▸ What is needed
Go over the entries below line by line, copying each one that contains the word "suggested".

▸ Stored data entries
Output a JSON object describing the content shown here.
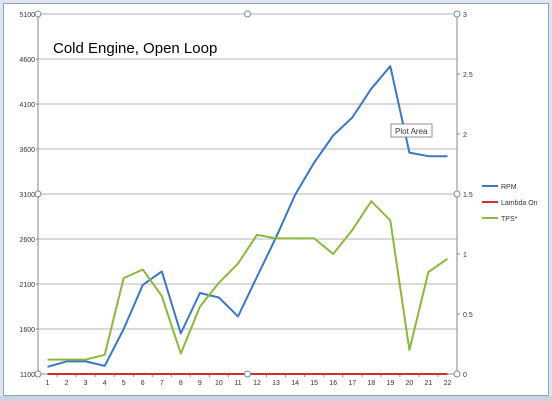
{
  "chart_data": {
    "type": "line",
    "title": "Cold Engine, Open Loop",
    "x": [
      1,
      2,
      3,
      4,
      5,
      6,
      7,
      8,
      9,
      10,
      11,
      12,
      13,
      14,
      15,
      16,
      17,
      18,
      19,
      20,
      21,
      22
    ],
    "y_left_ticks": [
      "5100",
      "4600",
      "4100",
      "3600",
      "3100",
      "2600",
      "2100",
      "1600",
      "1100"
    ],
    "y_right_ticks": [
      "3",
      "2.5",
      "2",
      "1.5",
      "1",
      "0.5",
      "0"
    ],
    "y_left_range": [
      1100,
      5100
    ],
    "y_right_range": [
      0,
      3
    ],
    "grid": true,
    "legend_position": "right",
    "series": [
      {
        "name": "RPM",
        "axis": "left",
        "color": "#3a78c2",
        "values": [
          1180,
          1240,
          1240,
          1190,
          1600,
          2090,
          2240,
          1550,
          2000,
          1950,
          1740,
          2180,
          2620,
          3090,
          3450,
          3750,
          3950,
          4270,
          4520,
          3560,
          3520,
          3520
        ]
      },
      {
        "name": "Lambda On",
        "axis": "left",
        "color": "#d0302a",
        "values": [
          1100,
          1100,
          1100,
          1100,
          1100,
          1100,
          1100,
          1100,
          1100,
          1100,
          1100,
          1100,
          1100,
          1100,
          1100,
          1100,
          1100,
          1100,
          1100,
          1100,
          1100,
          1100
        ]
      },
      {
        "name": "TPS*",
        "axis": "right",
        "color": "#8cb83c",
        "values": [
          0.12,
          0.12,
          0.12,
          0.16,
          0.8,
          0.87,
          0.65,
          0.17,
          0.56,
          0.76,
          0.92,
          1.16,
          1.13,
          1.13,
          1.13,
          1.0,
          1.2,
          1.44,
          1.28,
          0.2,
          0.85,
          0.96
        ]
      }
    ]
  },
  "tooltip": {
    "label": "Plot Area"
  }
}
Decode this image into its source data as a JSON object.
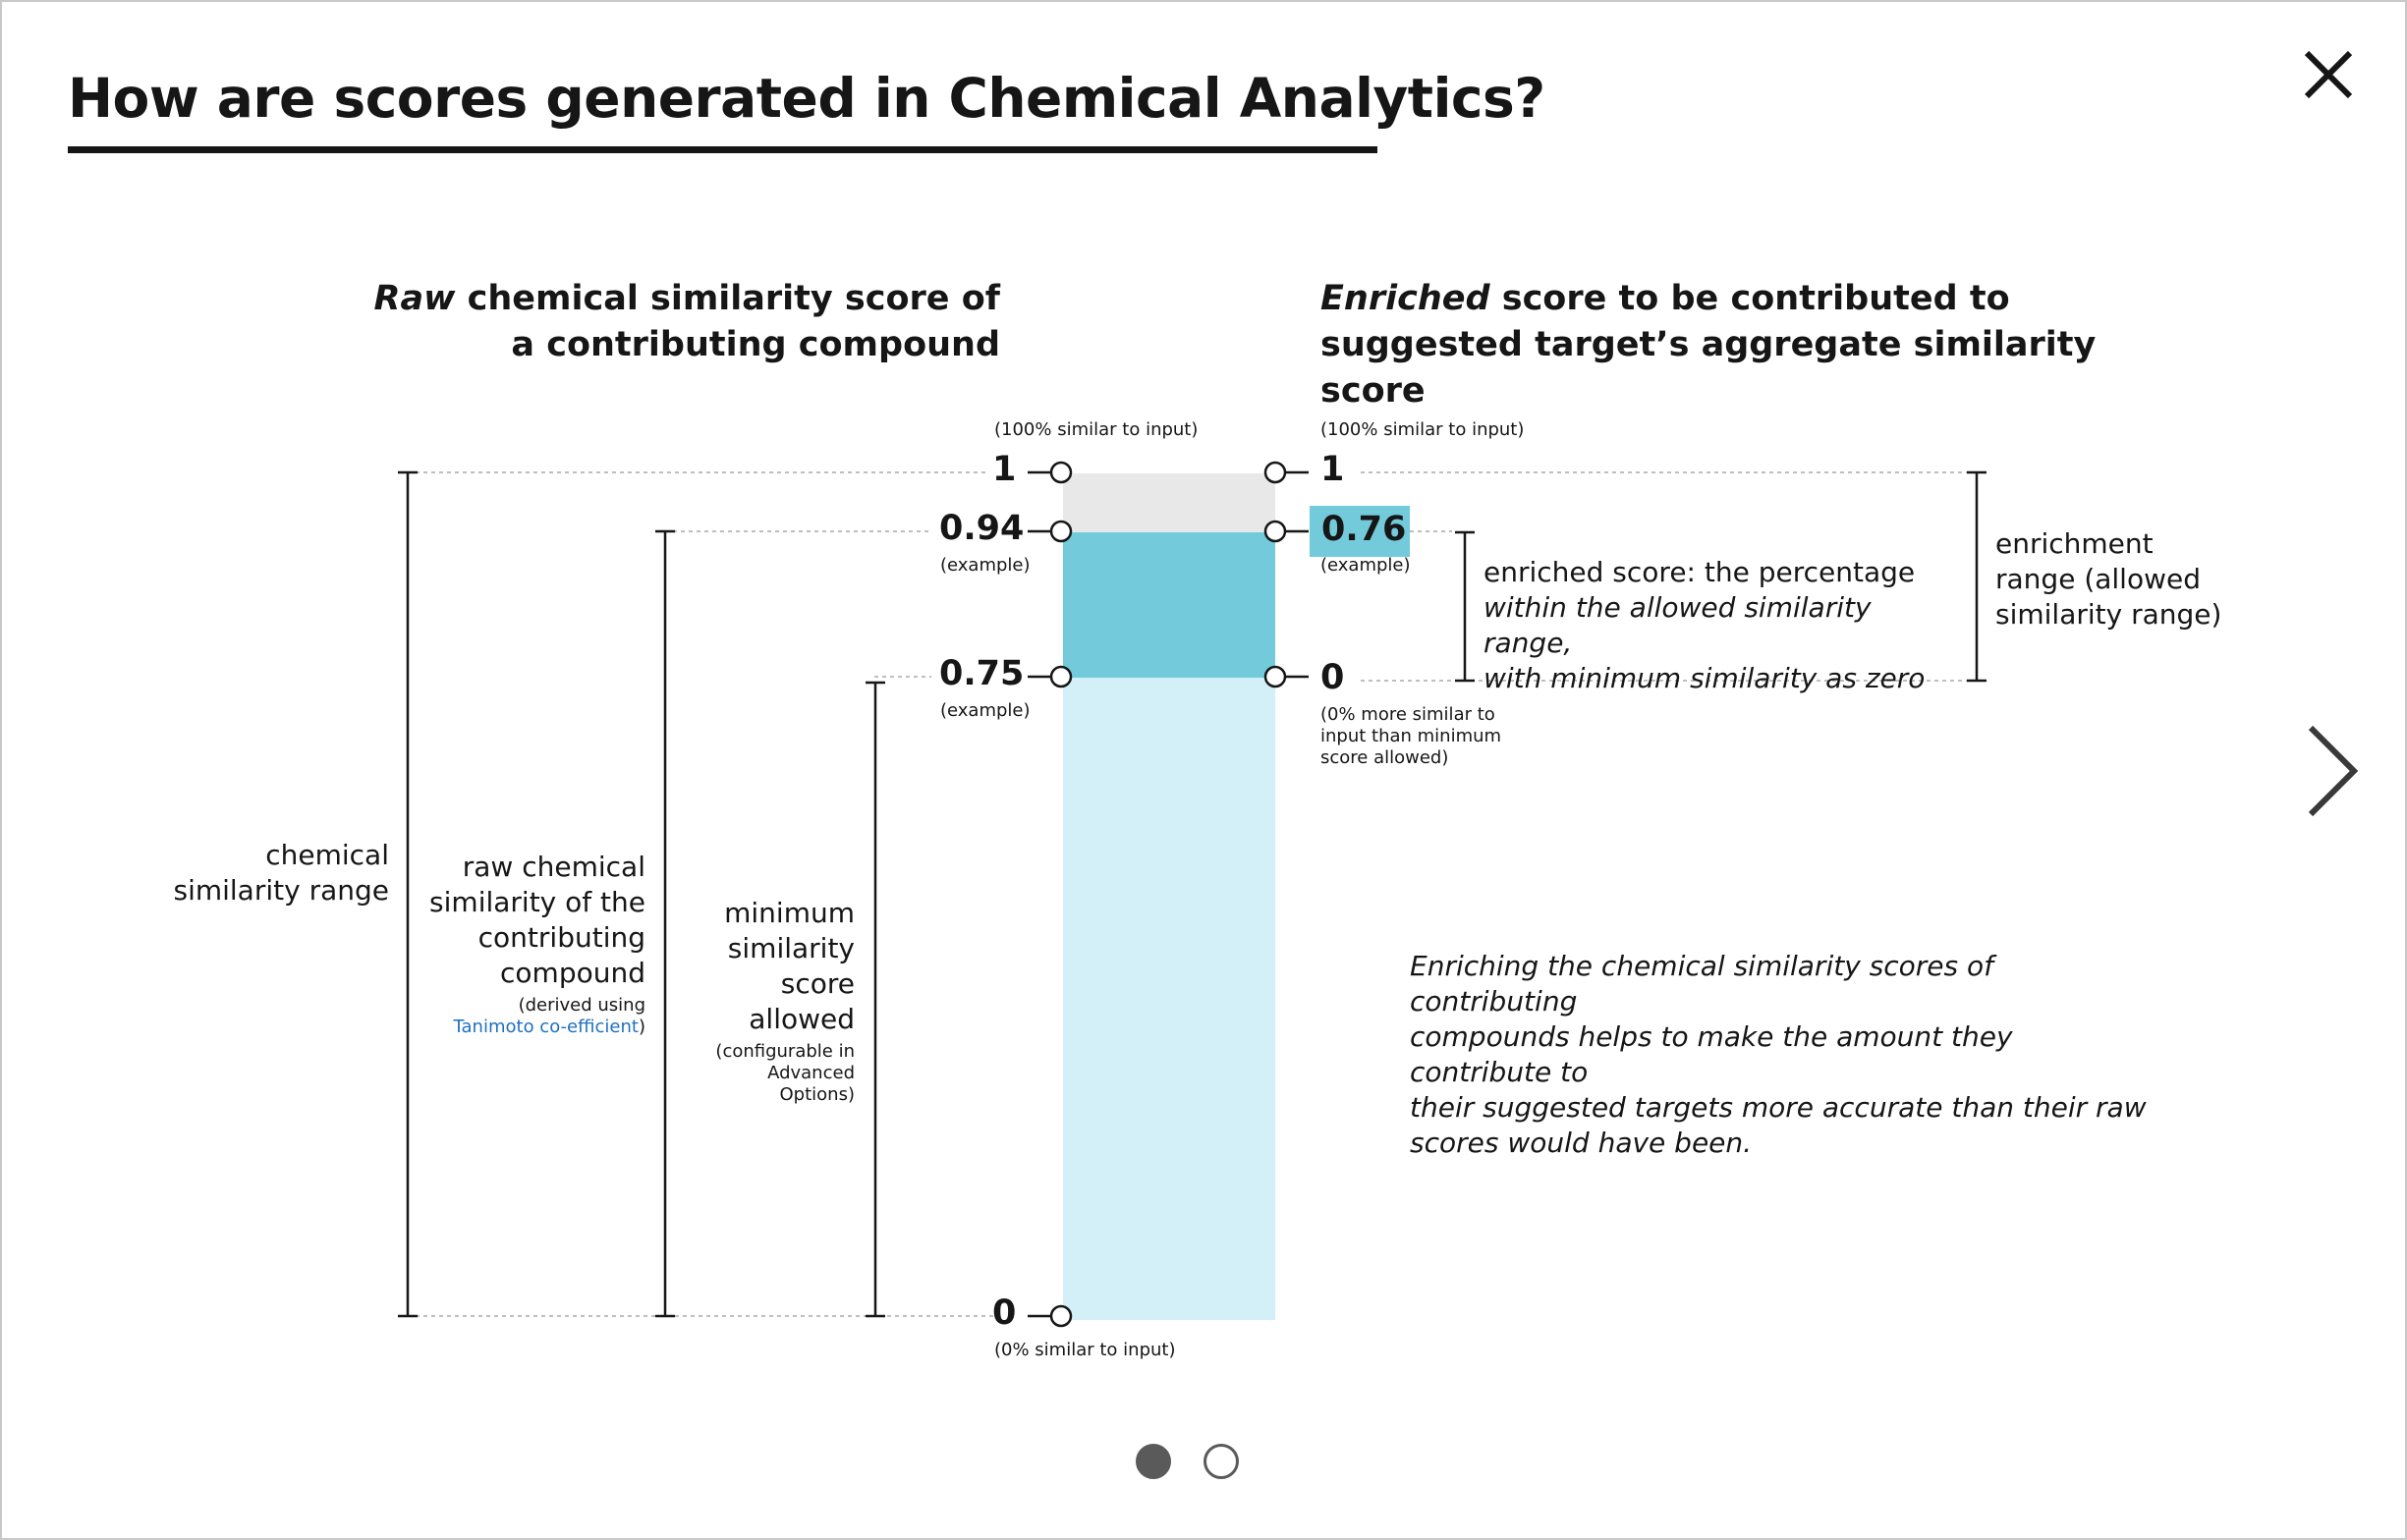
{
  "dialog": {
    "title": "How are scores generated in Chemical Analytics?",
    "close_label": "×",
    "next_icon": "chevron-right-icon"
  },
  "diagram": {
    "left_heading": {
      "emph": "Raw",
      "rest": " chemical similarity score of a contributing compound"
    },
    "right_heading": {
      "emph": "Enriched",
      "rest": " score to be contributed to suggested target’s aggregate similarity score"
    },
    "left_axis": {
      "top_note": "(100% similar to input)",
      "bottom_note": "(0% similar to input)",
      "ticks": [
        {
          "value": "1",
          "note": ""
        },
        {
          "value": "0.94",
          "note": "(example)"
        },
        {
          "value": "0.75",
          "note": "(example)"
        },
        {
          "value": "0",
          "note": ""
        }
      ]
    },
    "right_axis": {
      "top_note": "(100% similar to input)",
      "ticks": [
        {
          "value": "1",
          "note": ""
        },
        {
          "value": "0.76",
          "note": "(example)"
        },
        {
          "value": "0",
          "note": "(0% more similar to input than minimum score allowed)"
        }
      ],
      "zero_note_lines": [
        "(0% more similar to",
        "input than minimum",
        "score allowed)"
      ]
    },
    "brackets": {
      "chemical_similarity_range": [
        "chemical",
        "similarity range"
      ],
      "raw_chemical_similarity": [
        "raw chemical",
        "similarity of the",
        "contributing",
        "compound"
      ],
      "raw_note": [
        "(derived using",
        "Tanimoto co-efficient",
        ")"
      ],
      "minimum_similarity": [
        "minimum",
        "similarity",
        "score",
        "allowed"
      ],
      "minimum_note": [
        "(configurable in",
        "Advanced",
        "Options)"
      ],
      "enriched_score": [
        "enriched score: the percentage",
        "within the allowed similarity range,",
        "with minimum similarity as zero"
      ],
      "enrichment_range": [
        "enrichment",
        "range (allowed",
        "similarity range)"
      ]
    },
    "explanation_lines": [
      "Enriching the chemical similarity scores of contributing",
      "compounds helps to make the amount they contribute to",
      "their suggested targets more accurate than their raw",
      "scores would have been."
    ],
    "colors": {
      "top_band": "#e8e8e8",
      "enriched_band": "#72cadb",
      "lower_band": "#d3eff7",
      "link": "#1f70c1"
    }
  },
  "pagination": {
    "pages": 2,
    "current": 1
  }
}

▸ Response below
      "rest": " score to be contributed to suggested target’s aggregate similarity score"
      "their suggested targets more accurate than their raw",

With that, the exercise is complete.